**Collected data**
"""
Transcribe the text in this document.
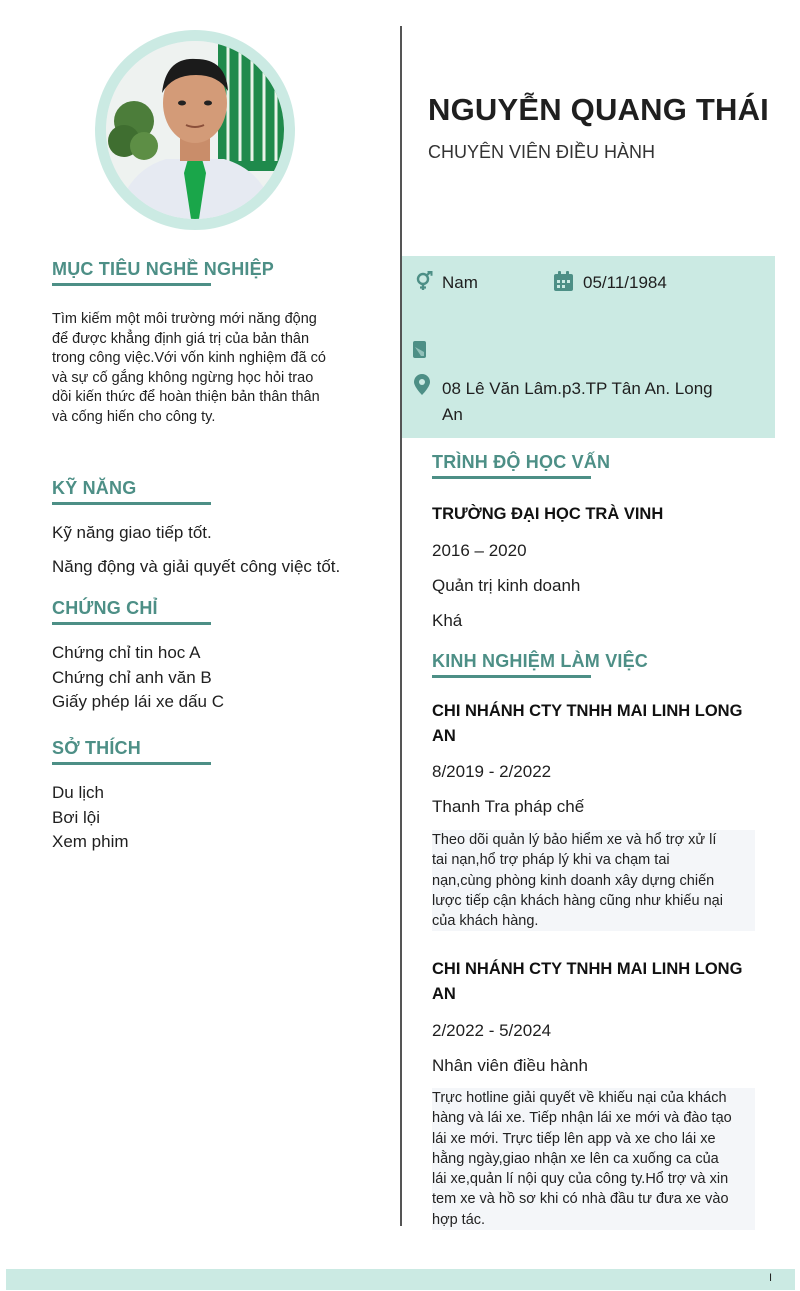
NGUYỄN QUANG THÁI
CHUYÊN VIÊN ĐIỀU HÀNH
Nam	05/11/1984
08 Lê Văn Lâm.p3.TP Tân An. Long
An
MỤC TIÊU NGHỀ NGHIỆP
Tìm kiếm một môi trường mới năng động
để được khẳng định giá trị của bản thân
trong công việc.Với vốn kinh nghiệm đã có
và sự cố gắng không ngừng học hỏi trao
dồi kiến thức để hoàn thiện bản thân thân
và cống hiến cho công ty.
KỸ NĂNG
Kỹ năng giao tiếp tốt.
Năng động và giải quyết công việc tốt.
CHỨNG CHỈ
Chứng chỉ tin hoc A
Chứng chỉ anh văn B
Giấy phép lái xe dấu C
SỞ THÍCH
Du lịch
Bơi lội
Xem phim
TRÌNH ĐỘ HỌC VẤN
TRƯỜNG ĐẠI HỌC TRÀ VINH
2016 – 2020
Quản trị kinh doanh
Khá
KINH NGHIỆM LÀM VIỆC
CHI NHÁNH CTY TNHH MAI LINH LONG
AN
8/2019 - 2/2022
Thanh Tra pháp chế
Theo dõi quản lý bảo hiểm xe và hổ trợ xử lí
tai nạn,hổ trợ pháp lý khi va chạm tai
nạn,cùng phòng kinh doanh xây dựng chiến
lược tiếp cận khách hàng cũng như khiếu nại
của khách hàng.
CHI NHÁNH CTY TNHH MAI LINH LONG
AN
2/2022 - 5/2024
Nhân viên điều hành
Trực hotline giải quyết về khiếu nại của khách
hàng và lái xe. Tiếp nhận lái xe mới và đào tạo
lái xe mới. Trực tiếp lên app và xe cho lái xe
hằng ngày,giao nhận xe lên ca xuống ca của
lái xe,quản lí nội quy của công ty.Hổ trợ và xin
tem xe và hồ sơ khi có nhà đầu tư đưa xe vào
hợp tác.
I
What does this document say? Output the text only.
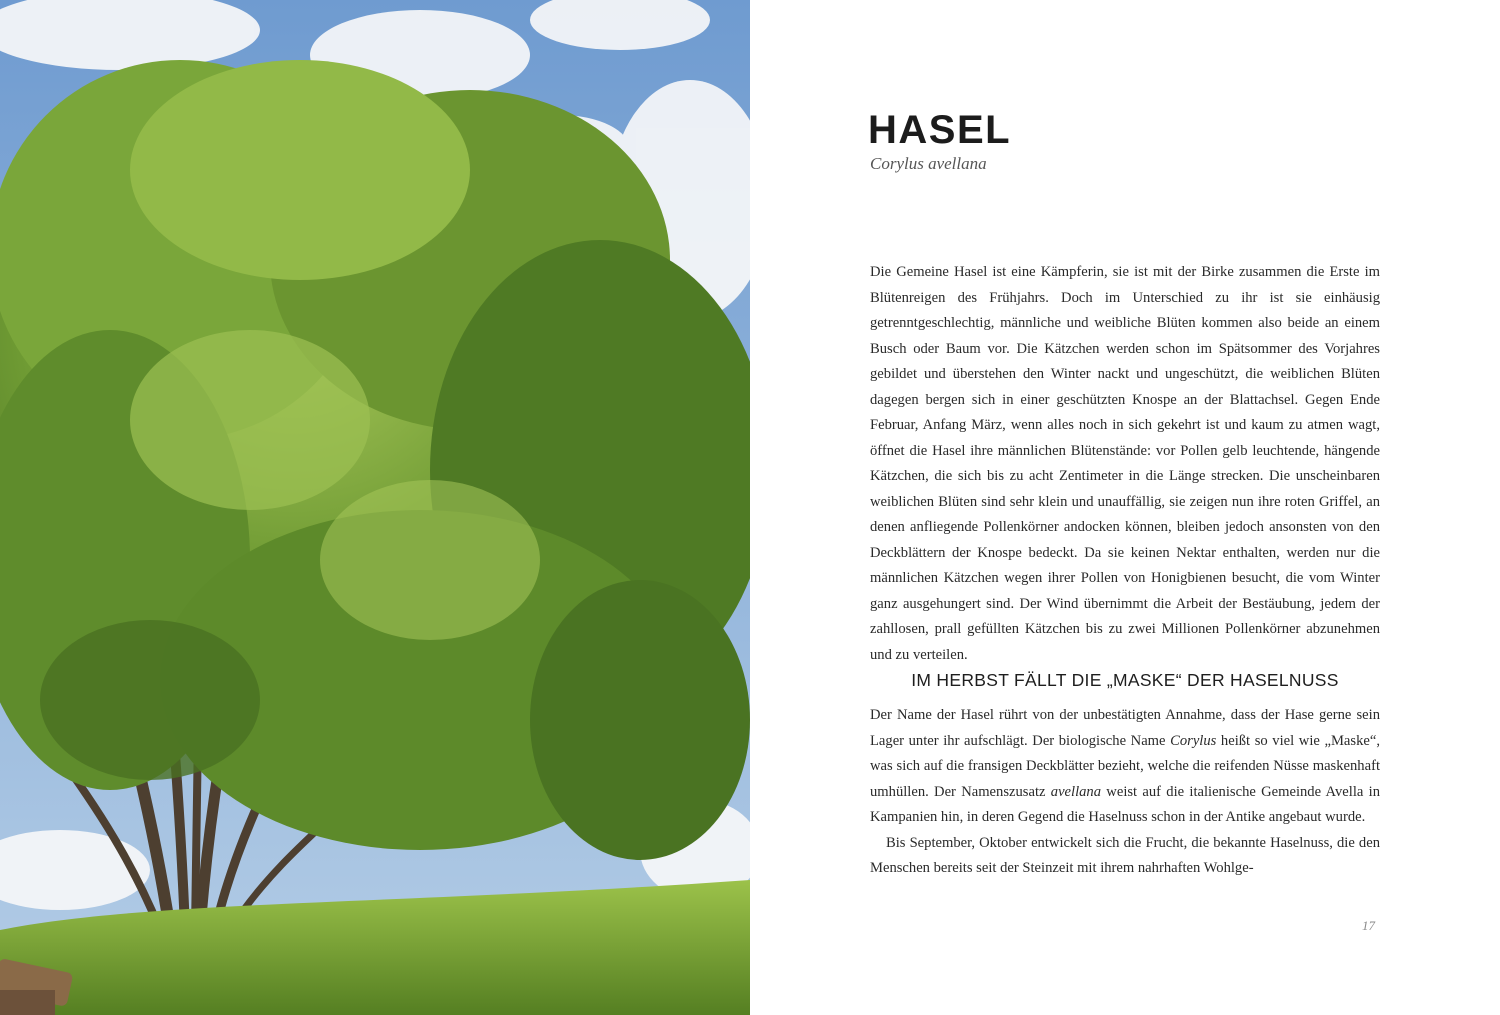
HASEL
Corylus avellana

Die Gemeine Hasel ist eine Kämpferin, sie ist mit der Birke zusammen die Erste im Blütenreigen des Frühjahrs. Doch im Unterschied zu ihr ist sie einhäusig getrenntgeschlechtig, männliche und weibliche Blüten kommen also beide an einem Busch oder Baum vor. Die Kätzchen werden schon im Spätsommer des Vorjahres gebildet und überstehen den Winter nackt und ungeschützt, die weiblichen Blüten dagegen bergen sich in einer geschützten Knospe an der Blattachsel. Gegen Ende Februar, Anfang März, wenn alles noch in sich gekehrt ist und kaum zu atmen wagt, öffnet die Hasel ihre männlichen Blütenstände: vor Pollen gelb leuchtende, hängende Kätzchen, die sich bis zu acht Zentimeter in die Länge strecken. Die unscheinbaren weiblichen Blüten sind sehr klein und unauffällig, sie zeigen nun ihre roten Griffel, an denen anfliegende Pollenkörner andocken können, bleiben jedoch ansonsten von den Deckblättern der Knospe bedeckt. Da sie keinen Nektar enthalten, werden nur die männlichen Kätzchen wegen ihrer Pollen von Honigbienen besucht, die vom Winter ganz ausgehungert sind. Der Wind übernimmt die Arbeit der Bestäubung, jedem der zahllosen, prall gefüllten Kätzchen bis zu zwei Millionen Pollenkörner abzunehmen und zu verteilen.

IM HERBST FÄLLT DIE „MASKE“ DER HASELNUSS

Der Name der Hasel rührt von der unbestätigten Annahme, dass der Hase gerne sein Lager unter ihr aufschlägt. Der biologische Name Corylus heißt so viel wie „Maske“, was sich auf die fransigen Deckblätter bezieht, welche die reifenden Nüsse maskenhaft umhüllen. Der Namenszusatz avellana weist auf die italienische Gemeinde Avella in Kampanien hin, in deren Gegend die Haselnuss schon in der Antike angebaut wurde.

Bis September, Oktober entwickelt sich die Frucht, die bekannte Haselnuss, die den Menschen bereits seit der Steinzeit mit ihrem nahrhaften Wohlge-

17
"""
**YOUR GOAL**
Copy out the data above exactly, except the pictures.

**ANSWER TO THE TASK**
Transcribe the text in this document.
NGUYỄN QUANG THÁI
CHUYÊN VIÊN ĐIỀU HÀNH
Nam	05/11/1984
08 Lê Văn Lâm.p3.TP Tân An. Long
An
MỤC TIÊU NGHỀ NGHIỆP
Tìm kiếm một môi trường mới năng động
để được khẳng định giá trị của bản thân
trong công việc.Với vốn kinh nghiệm đã có
và sự cố gắng không ngừng học hỏi trao
dồi kiến thức để hoàn thiện bản thân thân
và cống hiến cho công ty.
KỸ NĂNG
Kỹ năng giao tiếp tốt.
Năng động và giải quyết công việc tốt.
CHỨNG CHỈ
Chứng chỉ tin hoc A
Chứng chỉ anh văn B
Giấy phép lái xe dấu C
SỞ THÍCH
Du lịch
Bơi lội
Xem phim
TRÌNH ĐỘ HỌC VẤN
TRƯỜNG ĐẠI HỌC TRÀ VINH
2016 – 2020
Quản trị kinh doanh
Khá
KINH NGHIỆM LÀM VIỆC
CHI NHÁNH CTY TNHH MAI LINH LONG
AN
8/2019 - 2/2022
Thanh Tra pháp chế
Theo dõi quản lý bảo hiểm xe và hổ trợ xử lí
tai nạn,hổ trợ pháp lý khi va chạm tai
nạn,cùng phòng kinh doanh xây dựng chiến
lược tiếp cận khách hàng cũng như khiếu nại
của khách hàng.
CHI NHÁNH CTY TNHH MAI LINH LONG
AN
2/2022 - 5/2024
Nhân viên điều hành
Trực hotline giải quyết về khiếu nại của khách
hàng và lái xe. Tiếp nhận lái xe mới và đào tạo
lái xe mới. Trực tiếp lên app và xe cho lái xe
hằng ngày,giao nhận xe lên ca xuống ca của
lái xe,quản lí nội quy của công ty.Hổ trợ và xin
tem xe và hồ sơ khi có nhà đầu tư đưa xe vào
hợp tác.
I
What does this document say? Output the text only.
HASEL
Corylus avellana

Die Gemeine Hasel ist eine Kämpferin, sie ist mit der Birke zusammen die Erste im Blütenreigen des Frühjahrs. Doch im Unterschied zu ihr ist sie einhäusig getrenntgeschlechtig, männliche und weibliche Blüten kommen also beide an einem Busch oder Baum vor. Die Kätzchen werden schon im Spätsommer des Vorjahres gebildet und überstehen den Winter nackt und ungeschützt, die weiblichen Blüten dagegen bergen sich in einer geschützten Knospe an der Blattachsel. Gegen Ende Februar, Anfang März, wenn alles noch in sich gekehrt ist und kaum zu atmen wagt, öffnet die Hasel ihre männlichen Blütenstände: vor Pollen gelb leuchtende, hängende Kätzchen, die sich bis zu acht Zentimeter in die Länge strecken. Die unscheinbaren weiblichen Blüten sind sehr klein und unauffällig, sie zeigen nun ihre roten Griffel, an denen anfliegende Pollenkörner andocken können, bleiben jedoch ansonsten von den Deckblättern der Knospe bedeckt. Da sie keinen Nektar enthalten, werden nur die männlichen Kätzchen wegen ihrer Pollen von Honigbienen besucht, die vom Winter ganz ausgehungert sind. Der Wind übernimmt die Arbeit der Bestäubung, jedem der zahllosen, prall gefüllten Kätzchen bis zu zwei Millionen Pollenkörner abzunehmen und zu verteilen.

IM HERBST FÄLLT DIE „MASKE“ DER HASELNUSS

Der Name der Hasel rührt von der unbestätigten Annahme, dass der Hase gerne sein Lager unter ihr aufschlägt. Der biologische Name Corylus heißt so viel wie „Maske“, was sich auf die fransigen Deckblätter bezieht, welche die reifenden Nüsse maskenhaft umhüllen. Der Namenszusatz avellana weist auf die italienische Gemeinde Avella in Kampanien hin, in deren Gegend die Haselnuss schon in der Antike angebaut wurde.

Bis September, Oktober entwickelt sich die Frucht, die bekannte Haselnuss, die den Menschen bereits seit der Steinzeit mit ihrem nahrhaften Wohlge-

17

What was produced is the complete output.